-- Start EXTRACTED INFORMATION --

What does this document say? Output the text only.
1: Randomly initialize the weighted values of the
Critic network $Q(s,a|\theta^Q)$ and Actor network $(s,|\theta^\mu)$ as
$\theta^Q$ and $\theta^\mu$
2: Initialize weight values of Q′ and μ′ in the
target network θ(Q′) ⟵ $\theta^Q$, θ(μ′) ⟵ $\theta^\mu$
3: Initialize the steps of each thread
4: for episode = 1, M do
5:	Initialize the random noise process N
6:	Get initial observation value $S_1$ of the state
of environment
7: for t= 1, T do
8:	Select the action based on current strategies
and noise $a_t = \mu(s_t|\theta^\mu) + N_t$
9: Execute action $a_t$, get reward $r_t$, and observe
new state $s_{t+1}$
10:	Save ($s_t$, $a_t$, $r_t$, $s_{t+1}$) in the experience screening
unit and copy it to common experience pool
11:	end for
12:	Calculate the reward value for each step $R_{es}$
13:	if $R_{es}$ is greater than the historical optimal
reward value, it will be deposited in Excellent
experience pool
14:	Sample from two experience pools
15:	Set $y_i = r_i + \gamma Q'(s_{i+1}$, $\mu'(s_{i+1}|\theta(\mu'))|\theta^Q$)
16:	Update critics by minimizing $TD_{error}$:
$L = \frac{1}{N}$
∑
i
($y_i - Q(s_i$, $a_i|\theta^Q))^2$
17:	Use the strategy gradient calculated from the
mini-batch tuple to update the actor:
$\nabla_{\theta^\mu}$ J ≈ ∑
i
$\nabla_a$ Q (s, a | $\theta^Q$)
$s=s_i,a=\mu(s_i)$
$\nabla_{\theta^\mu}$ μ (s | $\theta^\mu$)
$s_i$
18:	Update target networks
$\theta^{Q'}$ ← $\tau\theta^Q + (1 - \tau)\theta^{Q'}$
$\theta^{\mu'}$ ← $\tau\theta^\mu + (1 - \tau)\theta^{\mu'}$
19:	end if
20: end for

-- End EXTRACTED INFORMATION --

DIRECTIONS FOR THIS TASK: Write out every line exactly as it stands.

SOLUTION TO THE EXERCISE:
What does this document say? Output the text only.
1: Randomly initialize the weighted values of the
Critic network $Q(s,a|\theta^Q)$ and Actor network $(s,|\theta^\mu)$ as
$\theta^Q$ and $\theta^\mu$
2: Initialize weight values of Q′ and μ′ in the
target network θ(Q′) ⟵ $\theta^Q$, θ(μ′) ⟵ $\theta^\mu$
3: Initialize the steps of each thread
4: for episode = 1, M do
5:	Initialize the random noise process N
6:	Get initial observation value $S_1$ of the state
of environment
7: for t= 1, T do
8:	Select the action based on current strategies
and noise $a_t = \mu(s_t|\theta^\mu) + N_t$
9: Execute action $a_t$, get reward $r_t$, and observe
new state $s_{t+1}$
10:	Save ($s_t$, $a_t$, $r_t$, $s_{t+1}$) in the experience screening
unit and copy it to common experience pool
11:	end for
12:	Calculate the reward value for each step $R_{es}$
13:	if $R_{es}$ is greater than the historical optimal
reward value, it will be deposited in Excellent
experience pool
14:	Sample from two experience pools
15:	Set $y_i = r_i + \gamma Q'(s_{i+1}$, $\mu'(s_{i+1}|\theta(\mu'))|\theta^Q$)
16:	Update critics by minimizing $TD_{error}$:
$L = \frac{1}{N}$
∑
i
($y_i - Q(s_i$, $a_i|\theta^Q))^2$
17:	Use the strategy gradient calculated from the
mini-batch tuple to update the actor:
$\nabla_{\theta^\mu}$ J ≈ ∑
i
$\nabla_a$ Q (s, a | $\theta^Q$)
$s=s_i,a=\mu(s_i)$
$\nabla_{\theta^\mu}$ μ (s | $\theta^\mu$)
$s_i$
18:	Update target networks
$\theta^{Q'}$ ← $\tau\theta^Q + (1 - \tau)\theta^{Q'}$
$\theta^{\mu'}$ ← $\tau\theta^\mu + (1 - \tau)\theta^{\mu'}$
19:	end if
20: end for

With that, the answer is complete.